- Material for this exercise
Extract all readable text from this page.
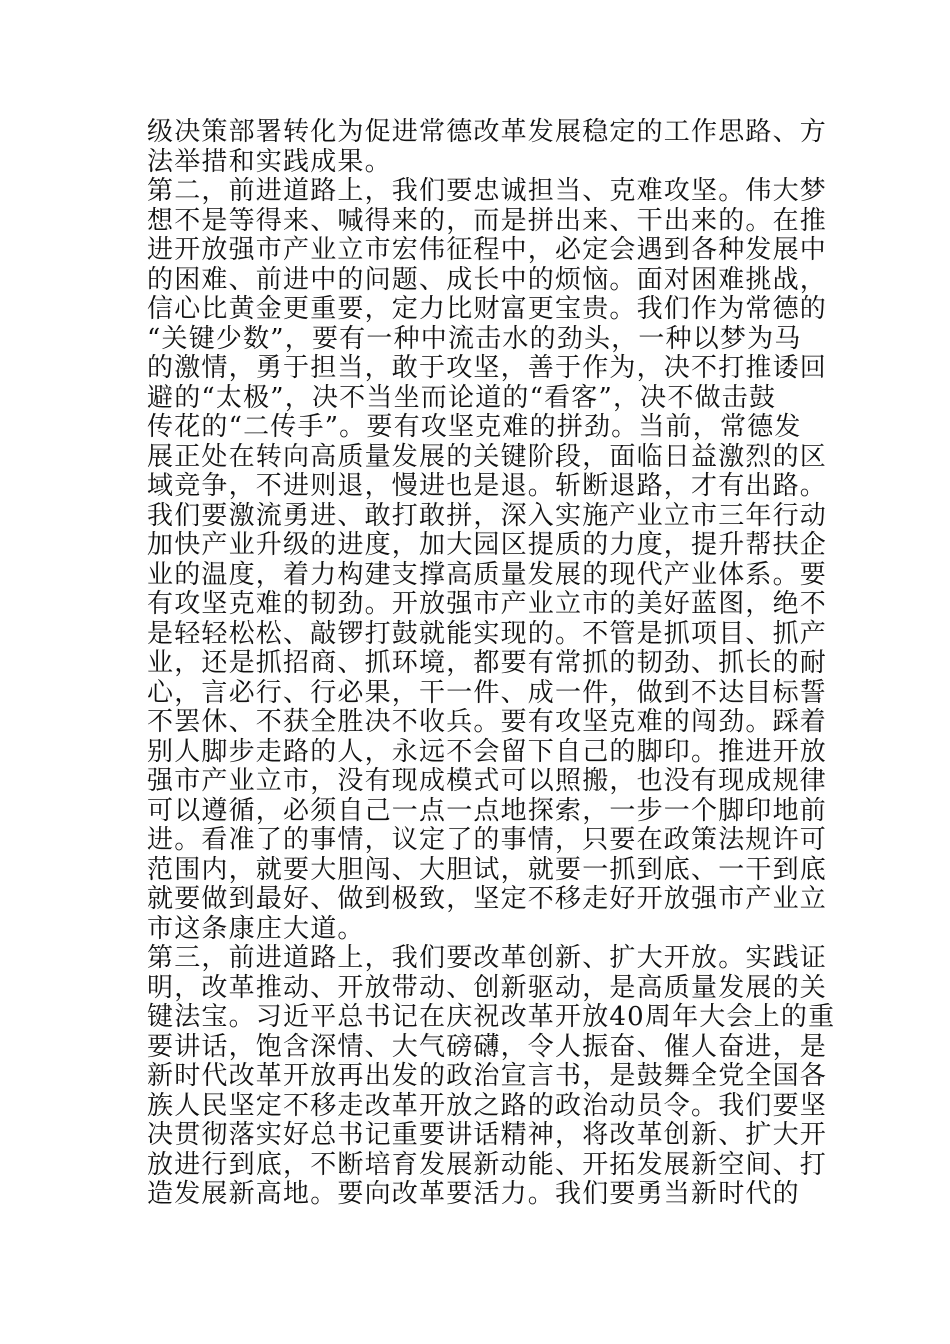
级决策部署转化为促进常德改革发展稳定的工作思路、方
法举措和实践成果。
第二，前进道路上，我们要忠诚担当、克难攻坚。伟大梦
想不是等得来、喊得来的，而是拼出来、干出来的。在推
进开放强市产业立市宏伟征程中，必定会遇到各种发展中
的困难、前进中的问题、成长中的烦恼。面对困难挑战，
信心比黄金更重要，定力比财富更宝贵。我们作为常德的
“关键少数”，要有一种中流击水的劲头，一种以梦为马
的激情，勇于担当，敢于攻坚，善于作为，决不打推诿回
避的“太极”，决不当坐而论道的“看客”，决不做击鼓
传花的“二传手”。要有攻坚克难的拼劲。当前，常德发
展正处在转向高质量发展的关键阶段，面临日益激烈的区
域竞争，不进则退，慢进也是退。斩断退路，才有出路。
我们要激流勇进、敢打敢拼，深入实施产业立市三年行动
加快产业升级的进度，加大园区提质的力度，提升帮扶企
业的温度，着力构建支撑高质量发展的现代产业体系。要
有攻坚克难的韧劲。开放强市产业立市的美好蓝图，绝不
是轻轻松松、敲锣打鼓就能实现的。不管是抓项目、抓产
业，还是抓招商、抓环境，都要有常抓的韧劲、抓长的耐
心，言必行、行必果，干一件、成一件，做到不达目标誓
不罢休、不获全胜决不收兵。要有攻坚克难的闯劲。踩着
别人脚步走路的人，永远不会留下自己的脚印。推进开放
强市产业立市，没有现成模式可以照搬，也没有现成规律
可以遵循，必须自己一点一点地探索，一步一个脚印地前
进。看准了的事情，议定了的事情，只要在政策法规许可
范围内，就要大胆闯、大胆试，就要一抓到底、一干到底
就要做到最好、做到极致，坚定不移走好开放强市产业立
市这条康庄大道。
第三，前进道路上，我们要改革创新、扩大开放。实践证
明，改革推动、开放带动、创新驱动，是高质量发展的关
键法宝。习近平总书记在庆祝改革开放40周年大会上的重
要讲话，饱含深情、大气磅礴，令人振奋、催人奋进，是
新时代改革开放再出发的政治宣言书，是鼓舞全党全国各
族人民坚定不移走改革开放之路的政治动员令。我们要坚
决贯彻落实好总书记重要讲话精神，将改革创新、扩大开
放进行到底，不断培育发展新动能、开拓发展新空间、打
造发展新高地。要向改革要活力。我们要勇当新时代的
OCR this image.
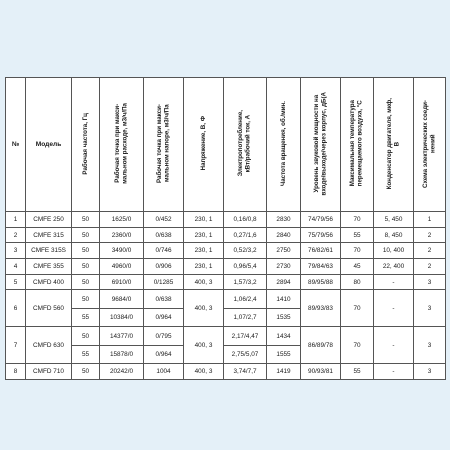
№	Модель	Рабочая частота, Гц	Рабочая точка при макси-
мальном расходе, м3/ч/Па	Рабочая точка при макси-
мальном напоре, м3/ч/Па	Напряжение, В, Ф	Электропотребление,
кВт/рабочий ток, А	Частота вращения, об./мин.	Уровень звуковой мощности на
входе/выходе/через корпус, дБ(А	Максимальная температура
перемещаемого воздуха, °С	Конденсатор двигателя, мкф,
В	Схема электрических соеди-
нений
1	CMFE 250	50	1625/0	0/452	230, 1	0,16/0,8	2830	74/79/56	70	5, 450	1
2	CMFE 315	50	2360/0	0/638	230, 1	0,27/1,6	2840	75/79/56	55	8, 450	2
3	CMFE 315S	50	3490/0	0/746	230, 1	0,52/3,2	2750	76/82/61	70	10, 400	2
4	CMFE 355	50	4960/0	0/906	230, 1	0,96/5,4	2730	79/84/63	45	22, 400	2
5	CMFD 400	50	6910/0	0/1285	400, 3	1,57/3,2	2894	89/95/88	80	-	3
6	CMFD 560	50	9684/0	0/638	400, 3	1,06/2,4	1410	89/93/83	70	-	3
		55	10384/0	0/964		1,07/2,7	1535				
7	CMFD 630	50	14377/0	0/795	400, 3	2,17/4,47	1434	86/89/78	70	-	3
		55	15878/0	0/964		2,75/5,07	1555				
8	CMFD 710	50	20242/0	1004	400, 3	3,74/7,7	1419	90/93/81	55	-	3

- Problem to solve
Where a line of the entries contains the word "точка", copy that line.

- Written answer
№	Модель	Рабочая частота, Гц	Рабочая точка при макси-
мальном расходе, м3/ч/Па	Рабочая точка при макси-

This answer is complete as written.